• **Directions**
In the records below, tally every line containing "journal". Report only the total.

Excerpts from a figure dataset
☆ ☆ ☆

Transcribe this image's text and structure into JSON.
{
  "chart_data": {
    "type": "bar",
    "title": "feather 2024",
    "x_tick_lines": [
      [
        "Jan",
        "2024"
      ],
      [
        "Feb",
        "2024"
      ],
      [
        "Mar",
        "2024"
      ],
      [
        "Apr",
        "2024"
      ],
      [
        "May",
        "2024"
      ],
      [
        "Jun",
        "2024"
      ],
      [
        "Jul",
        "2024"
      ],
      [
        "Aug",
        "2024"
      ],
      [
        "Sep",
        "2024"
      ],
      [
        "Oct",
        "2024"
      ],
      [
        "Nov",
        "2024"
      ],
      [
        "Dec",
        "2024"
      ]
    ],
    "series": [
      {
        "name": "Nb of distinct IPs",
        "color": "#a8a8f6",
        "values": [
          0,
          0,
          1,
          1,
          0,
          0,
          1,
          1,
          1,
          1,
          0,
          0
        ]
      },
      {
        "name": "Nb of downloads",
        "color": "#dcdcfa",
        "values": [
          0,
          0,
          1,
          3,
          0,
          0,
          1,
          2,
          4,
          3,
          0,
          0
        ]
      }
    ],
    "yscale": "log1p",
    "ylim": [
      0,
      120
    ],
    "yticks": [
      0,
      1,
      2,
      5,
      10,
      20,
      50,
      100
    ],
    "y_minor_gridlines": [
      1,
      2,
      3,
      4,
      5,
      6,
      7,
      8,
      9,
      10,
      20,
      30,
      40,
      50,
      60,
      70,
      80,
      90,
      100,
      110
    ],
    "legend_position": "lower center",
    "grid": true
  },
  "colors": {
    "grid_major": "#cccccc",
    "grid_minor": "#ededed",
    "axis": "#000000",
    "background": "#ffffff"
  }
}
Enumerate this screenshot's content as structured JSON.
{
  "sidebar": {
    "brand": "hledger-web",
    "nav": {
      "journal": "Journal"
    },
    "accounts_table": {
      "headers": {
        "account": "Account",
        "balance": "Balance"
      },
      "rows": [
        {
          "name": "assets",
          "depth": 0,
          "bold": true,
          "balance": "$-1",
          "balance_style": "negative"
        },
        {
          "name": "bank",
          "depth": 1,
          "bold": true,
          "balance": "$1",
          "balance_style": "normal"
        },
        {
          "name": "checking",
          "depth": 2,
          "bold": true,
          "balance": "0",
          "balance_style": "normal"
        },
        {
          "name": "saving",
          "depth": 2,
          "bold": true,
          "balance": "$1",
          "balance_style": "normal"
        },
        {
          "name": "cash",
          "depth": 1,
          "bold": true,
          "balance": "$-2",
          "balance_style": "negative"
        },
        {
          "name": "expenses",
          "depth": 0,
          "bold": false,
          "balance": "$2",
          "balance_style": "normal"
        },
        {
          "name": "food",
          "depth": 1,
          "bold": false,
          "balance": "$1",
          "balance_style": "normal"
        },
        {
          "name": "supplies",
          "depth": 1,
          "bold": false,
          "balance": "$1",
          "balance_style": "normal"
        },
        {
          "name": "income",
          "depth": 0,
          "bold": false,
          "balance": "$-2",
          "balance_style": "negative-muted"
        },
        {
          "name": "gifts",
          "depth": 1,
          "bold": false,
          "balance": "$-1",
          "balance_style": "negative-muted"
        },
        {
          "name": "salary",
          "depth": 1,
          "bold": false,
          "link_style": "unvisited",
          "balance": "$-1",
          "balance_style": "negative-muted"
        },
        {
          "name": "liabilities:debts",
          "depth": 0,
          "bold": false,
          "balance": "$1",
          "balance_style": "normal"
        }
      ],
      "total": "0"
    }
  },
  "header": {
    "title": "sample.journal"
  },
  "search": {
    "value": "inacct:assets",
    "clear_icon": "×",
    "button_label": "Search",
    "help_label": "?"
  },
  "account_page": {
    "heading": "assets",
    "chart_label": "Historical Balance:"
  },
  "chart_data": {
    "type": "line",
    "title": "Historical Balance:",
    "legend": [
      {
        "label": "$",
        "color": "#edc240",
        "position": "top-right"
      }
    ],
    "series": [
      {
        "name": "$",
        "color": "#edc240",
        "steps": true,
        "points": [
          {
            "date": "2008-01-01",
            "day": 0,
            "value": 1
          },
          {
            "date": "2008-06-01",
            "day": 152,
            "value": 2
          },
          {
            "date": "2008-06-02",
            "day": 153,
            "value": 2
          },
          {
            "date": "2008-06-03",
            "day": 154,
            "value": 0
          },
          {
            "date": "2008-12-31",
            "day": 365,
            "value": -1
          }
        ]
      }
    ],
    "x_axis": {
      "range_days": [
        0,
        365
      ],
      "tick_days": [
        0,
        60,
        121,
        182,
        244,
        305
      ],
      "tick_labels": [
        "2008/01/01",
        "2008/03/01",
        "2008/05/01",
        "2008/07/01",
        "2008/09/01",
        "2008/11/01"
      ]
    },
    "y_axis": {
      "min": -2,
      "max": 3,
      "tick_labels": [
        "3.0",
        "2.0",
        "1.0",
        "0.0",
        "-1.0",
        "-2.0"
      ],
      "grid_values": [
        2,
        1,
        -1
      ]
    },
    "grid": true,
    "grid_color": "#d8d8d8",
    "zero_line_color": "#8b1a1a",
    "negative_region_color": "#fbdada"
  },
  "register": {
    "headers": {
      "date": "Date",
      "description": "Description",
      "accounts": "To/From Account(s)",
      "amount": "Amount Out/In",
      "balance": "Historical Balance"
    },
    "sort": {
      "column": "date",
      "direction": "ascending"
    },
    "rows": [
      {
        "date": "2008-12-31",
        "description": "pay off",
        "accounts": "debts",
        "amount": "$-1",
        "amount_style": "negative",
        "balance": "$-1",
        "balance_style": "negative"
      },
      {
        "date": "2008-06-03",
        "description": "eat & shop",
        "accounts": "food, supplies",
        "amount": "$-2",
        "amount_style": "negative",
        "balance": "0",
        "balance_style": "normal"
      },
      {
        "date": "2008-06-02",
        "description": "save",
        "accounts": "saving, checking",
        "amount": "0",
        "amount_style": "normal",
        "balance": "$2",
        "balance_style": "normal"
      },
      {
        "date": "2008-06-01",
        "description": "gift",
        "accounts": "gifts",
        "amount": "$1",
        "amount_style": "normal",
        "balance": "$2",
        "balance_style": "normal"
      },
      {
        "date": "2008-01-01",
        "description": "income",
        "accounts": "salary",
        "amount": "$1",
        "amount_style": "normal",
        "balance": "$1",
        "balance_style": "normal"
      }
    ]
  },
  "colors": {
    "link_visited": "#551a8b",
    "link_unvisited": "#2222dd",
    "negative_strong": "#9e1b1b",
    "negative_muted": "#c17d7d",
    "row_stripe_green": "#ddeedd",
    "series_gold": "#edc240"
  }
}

☆ ☆ ☆

• **Output for this exercise**
2